After you deploy a cluster that has the cloud-native AI component set installed, you can allocate cluster resources and view resource usage based on multiple dimensions. This helps you optimize the utilization of cluster resources. This topic describes basic O&M operations that you can perform on the cloud-native component set. For example, you can install the cloud-native AI component set, view resources dashboards, and manage users and quotas.
Background information
After you deploy a cluster that has the cloud-native AI component set installed, you can allocate cluster resources and view resource usage based on multiple dimensions. This helps you optimize the utilization of cluster resources.
If a cluster is used by multiple users, you must allocate a fixed amount of resources to each user in case the users compete for resources. The traditional method is to use Kubernetes resource quotas to allocate a fixed amount of resources to each user. However, the resource utilization varies by user groups. To improve the overall utilization of cluster resources, you can allow the users to share resources after you allocate cluster resources to them.
The following figure shows the organizational structure of an enterprise. You can set elastic quotas at different levels based on your business requirements. Each leaf node in the figure corresponds to a user group. To manage permissions and quotas separately, you can add users in a user group to one or more namespaces, and assign different roles to the users. This way, resources can be shared across user groups and users in the same user group can be isolated.

Prerequisites
- A Container Service for Kubernetes (ACK) Pro cluster is created. Make sure that Monitoring Agents and Log Service are enabled on the Component Configurations wizard page when you create the cluster. For more information, see Create a professional managed Kubernetes cluster.
- The Kubernetes version of the cluster is 1.18 or later.
Tasks
- Install the cloud-native AI component set.
- View resource dashboards.
- Set resource quotas by user groups.
- Manage users and user groups.
- Use idle resources to submit more workloads after the minimum amount of resources for each user is exhausted.
- Set the maximum amount of resources for each user.
- Set the minimum amount of resources for each user.
Step 1: Install the cloud-native AI component set
The cloud-native AI component set consists of components for task elasticity, data acceleration, AI task scheduling, AI task lifecycle management, AI Dashboard, and AI Developer Console. You can install the components based on your business requirements.
━━━━━━━━━━━━━━━━━━━━━━━━━━━━━━
**Actions to take**
A: In the passage on the cloud-native AI component set, why should users be allowed to share resources after cluster resources are allocated to them? Answer in one to three sentences.
B: According to the passage on the cloud-native AI component set, what Kubernetes version must the cluster run?
C: Please resume the passage on the cloud-native AI component set from its last sentence.
You won't need the items that come after this passage.
━━━━━━━━━━━━━━━━━━━━━━━━━━━━━━
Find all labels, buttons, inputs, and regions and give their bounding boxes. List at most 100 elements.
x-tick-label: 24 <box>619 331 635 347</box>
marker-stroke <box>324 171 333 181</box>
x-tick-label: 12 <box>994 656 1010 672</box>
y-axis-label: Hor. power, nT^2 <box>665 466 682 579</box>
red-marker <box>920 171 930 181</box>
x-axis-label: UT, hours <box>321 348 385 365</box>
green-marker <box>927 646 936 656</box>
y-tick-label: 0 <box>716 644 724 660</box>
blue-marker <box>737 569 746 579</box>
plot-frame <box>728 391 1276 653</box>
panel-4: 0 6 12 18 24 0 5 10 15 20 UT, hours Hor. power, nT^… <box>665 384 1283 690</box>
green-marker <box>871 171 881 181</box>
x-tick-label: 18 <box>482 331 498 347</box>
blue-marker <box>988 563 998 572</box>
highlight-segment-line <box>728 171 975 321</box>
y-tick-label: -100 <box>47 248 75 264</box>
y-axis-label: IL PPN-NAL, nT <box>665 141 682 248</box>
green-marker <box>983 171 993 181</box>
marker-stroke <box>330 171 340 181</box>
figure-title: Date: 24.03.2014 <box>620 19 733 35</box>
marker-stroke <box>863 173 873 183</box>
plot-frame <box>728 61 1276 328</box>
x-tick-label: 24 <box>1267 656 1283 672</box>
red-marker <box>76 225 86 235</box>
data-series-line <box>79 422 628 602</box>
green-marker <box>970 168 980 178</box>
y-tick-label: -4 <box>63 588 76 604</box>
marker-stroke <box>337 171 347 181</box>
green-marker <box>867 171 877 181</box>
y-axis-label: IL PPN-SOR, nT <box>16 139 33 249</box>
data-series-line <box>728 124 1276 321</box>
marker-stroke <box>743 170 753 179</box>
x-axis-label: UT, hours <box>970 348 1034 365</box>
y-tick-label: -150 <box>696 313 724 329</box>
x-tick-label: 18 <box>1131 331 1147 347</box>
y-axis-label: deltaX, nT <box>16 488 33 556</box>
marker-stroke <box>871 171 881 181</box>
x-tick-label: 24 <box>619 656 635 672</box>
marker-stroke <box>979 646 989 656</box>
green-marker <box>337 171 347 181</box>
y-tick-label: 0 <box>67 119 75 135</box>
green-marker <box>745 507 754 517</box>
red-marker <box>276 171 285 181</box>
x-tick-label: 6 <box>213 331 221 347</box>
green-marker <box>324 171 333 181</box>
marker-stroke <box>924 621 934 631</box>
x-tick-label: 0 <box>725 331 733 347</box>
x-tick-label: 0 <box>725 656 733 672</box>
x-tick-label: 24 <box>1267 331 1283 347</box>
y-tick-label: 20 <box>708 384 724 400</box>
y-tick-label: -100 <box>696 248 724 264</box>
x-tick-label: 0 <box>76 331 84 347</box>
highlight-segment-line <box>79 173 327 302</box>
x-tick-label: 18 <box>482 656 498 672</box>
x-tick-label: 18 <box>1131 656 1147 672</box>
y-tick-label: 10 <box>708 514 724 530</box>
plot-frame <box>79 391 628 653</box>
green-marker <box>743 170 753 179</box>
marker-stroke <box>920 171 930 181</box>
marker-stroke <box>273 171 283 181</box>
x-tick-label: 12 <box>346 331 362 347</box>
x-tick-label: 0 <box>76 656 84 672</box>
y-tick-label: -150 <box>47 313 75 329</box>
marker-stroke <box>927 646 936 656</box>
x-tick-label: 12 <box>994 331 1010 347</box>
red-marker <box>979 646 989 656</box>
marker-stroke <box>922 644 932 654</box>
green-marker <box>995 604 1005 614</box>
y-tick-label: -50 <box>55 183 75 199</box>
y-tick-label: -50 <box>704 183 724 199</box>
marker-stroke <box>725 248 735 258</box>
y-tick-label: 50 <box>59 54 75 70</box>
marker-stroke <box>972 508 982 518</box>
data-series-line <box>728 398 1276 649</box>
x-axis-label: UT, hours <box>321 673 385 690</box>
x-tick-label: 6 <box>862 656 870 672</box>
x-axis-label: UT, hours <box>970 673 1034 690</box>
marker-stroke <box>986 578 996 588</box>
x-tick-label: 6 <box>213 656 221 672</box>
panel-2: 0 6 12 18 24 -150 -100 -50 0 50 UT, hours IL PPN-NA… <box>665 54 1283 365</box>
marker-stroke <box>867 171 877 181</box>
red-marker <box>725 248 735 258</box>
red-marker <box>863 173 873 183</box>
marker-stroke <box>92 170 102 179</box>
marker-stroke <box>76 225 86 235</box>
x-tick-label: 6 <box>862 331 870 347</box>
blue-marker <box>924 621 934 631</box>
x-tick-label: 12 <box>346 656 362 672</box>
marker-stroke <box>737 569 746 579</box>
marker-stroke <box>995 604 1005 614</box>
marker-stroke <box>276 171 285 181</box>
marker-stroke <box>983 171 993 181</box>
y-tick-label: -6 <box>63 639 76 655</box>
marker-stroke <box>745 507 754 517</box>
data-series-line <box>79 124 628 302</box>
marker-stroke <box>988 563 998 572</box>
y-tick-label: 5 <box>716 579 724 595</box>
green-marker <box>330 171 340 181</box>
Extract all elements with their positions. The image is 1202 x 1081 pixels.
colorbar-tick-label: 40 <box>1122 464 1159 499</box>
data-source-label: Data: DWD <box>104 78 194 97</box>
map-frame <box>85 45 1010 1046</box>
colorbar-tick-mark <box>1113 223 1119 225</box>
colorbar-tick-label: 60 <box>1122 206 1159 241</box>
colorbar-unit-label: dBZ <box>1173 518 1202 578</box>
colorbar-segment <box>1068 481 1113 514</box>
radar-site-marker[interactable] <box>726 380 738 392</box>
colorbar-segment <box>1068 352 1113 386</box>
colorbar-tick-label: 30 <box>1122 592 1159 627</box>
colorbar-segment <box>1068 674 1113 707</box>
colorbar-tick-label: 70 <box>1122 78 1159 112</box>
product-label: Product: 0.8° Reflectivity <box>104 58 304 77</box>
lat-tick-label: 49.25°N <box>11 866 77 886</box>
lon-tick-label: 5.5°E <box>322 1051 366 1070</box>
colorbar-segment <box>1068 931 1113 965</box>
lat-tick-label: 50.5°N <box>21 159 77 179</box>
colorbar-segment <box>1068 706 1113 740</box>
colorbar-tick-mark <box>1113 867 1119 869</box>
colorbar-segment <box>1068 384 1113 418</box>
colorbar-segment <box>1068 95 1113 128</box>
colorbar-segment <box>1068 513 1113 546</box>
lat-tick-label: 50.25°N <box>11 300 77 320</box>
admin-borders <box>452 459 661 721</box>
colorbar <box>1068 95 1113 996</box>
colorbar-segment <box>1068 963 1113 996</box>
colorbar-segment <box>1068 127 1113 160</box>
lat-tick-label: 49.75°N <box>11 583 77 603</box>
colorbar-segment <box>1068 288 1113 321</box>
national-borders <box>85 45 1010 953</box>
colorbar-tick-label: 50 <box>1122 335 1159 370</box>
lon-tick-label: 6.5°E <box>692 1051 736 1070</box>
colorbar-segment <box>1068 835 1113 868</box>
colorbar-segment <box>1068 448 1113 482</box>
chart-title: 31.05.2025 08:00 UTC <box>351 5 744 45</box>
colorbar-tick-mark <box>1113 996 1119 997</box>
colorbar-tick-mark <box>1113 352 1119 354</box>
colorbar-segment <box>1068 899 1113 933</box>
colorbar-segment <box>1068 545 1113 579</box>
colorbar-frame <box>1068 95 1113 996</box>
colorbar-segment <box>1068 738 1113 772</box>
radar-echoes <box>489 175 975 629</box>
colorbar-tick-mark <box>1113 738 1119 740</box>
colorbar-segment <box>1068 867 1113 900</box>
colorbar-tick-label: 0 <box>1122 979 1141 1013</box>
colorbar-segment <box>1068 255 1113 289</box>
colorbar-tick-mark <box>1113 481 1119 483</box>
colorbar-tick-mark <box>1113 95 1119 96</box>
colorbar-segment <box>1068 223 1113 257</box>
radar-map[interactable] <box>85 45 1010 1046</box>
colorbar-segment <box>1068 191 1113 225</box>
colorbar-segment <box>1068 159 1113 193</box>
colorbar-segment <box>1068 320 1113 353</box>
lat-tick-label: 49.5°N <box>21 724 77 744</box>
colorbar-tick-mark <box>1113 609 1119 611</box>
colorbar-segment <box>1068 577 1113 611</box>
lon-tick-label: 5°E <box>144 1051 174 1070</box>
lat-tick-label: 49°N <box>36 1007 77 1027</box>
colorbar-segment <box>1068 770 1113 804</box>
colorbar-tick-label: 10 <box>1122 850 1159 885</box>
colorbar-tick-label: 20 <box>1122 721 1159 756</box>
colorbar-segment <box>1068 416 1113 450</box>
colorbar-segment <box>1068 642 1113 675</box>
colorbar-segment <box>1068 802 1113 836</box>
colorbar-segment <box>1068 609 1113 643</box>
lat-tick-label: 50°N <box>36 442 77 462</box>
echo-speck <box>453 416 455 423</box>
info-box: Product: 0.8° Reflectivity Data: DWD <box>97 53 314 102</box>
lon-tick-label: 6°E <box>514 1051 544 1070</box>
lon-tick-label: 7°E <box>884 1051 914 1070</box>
━━━━━━━━━━━━━━━━━━━━━━━━━━━━━━
**Task-by-task outputs**
A: Resource utilization varies by user group. Letting users share resources after allocation improves the overall utilization of cluster resources.

B: Version 1.18 or later.

C:
Deploy the cloud-native AI component set
Install and configure AI Dashboard
(Optional) Create a dataset
You can create and accelerate datasets based on the requirements of algorithm developers. The following section describes how to create a dataset in AI Dashboard or by using the CLI.
fashion-mnist dataset
Use kubectl to create a persistent volume (PV) and a persistent volume claim (PVC) of the Object Storage Service (OSS) type on a cluster node.
Accelerate a dataset
You can accelerate datasets on AI Dashboard. The following example shows how to accelerate a dataset named fashion-demo-pvc in the demo-ns namespace.
Step 2: View resource dashboards
You can view the usage of cluster resources based on multiple dimensions on resource dashboards provided by AI Dashboard. This helps you optimize resource allocation and improve resource utilization.
Cluster dashboard
- GPU Summary Of Cluster: displays the total number of GPU-accelerated nodes, the number of allocated GPU-accelerated nodes, and the number of unhealthy GPU-accelerated nodes in the cluster.
- Total GPU Nodes: displays the total number of GPU-accelerated nodes in the cluster.
- Unhealthy GPU Nodes: displays the number of unhealthy GPU-accelerated nodes in the cluster.
- GPU Memory(Used/Total): displays the ratio of GPU memory used by the cluster to the total GPU memory.
- GPU Memory(Allocated/Total): displays the ratio of GPU memory allocated by the cluster to the total GPU memory.
- GPU Utilization: displays the average GPU utilization of the cluster.
- GPUs(Allocated/Total): displays the ratio of the number of GPUs that are allocated by the cluster to the total number of GPUs.
- Training Job Summary Of Cluster: displays the numbers of training jobs that are in the following states: Running, Pending, Succeeded, and Failed.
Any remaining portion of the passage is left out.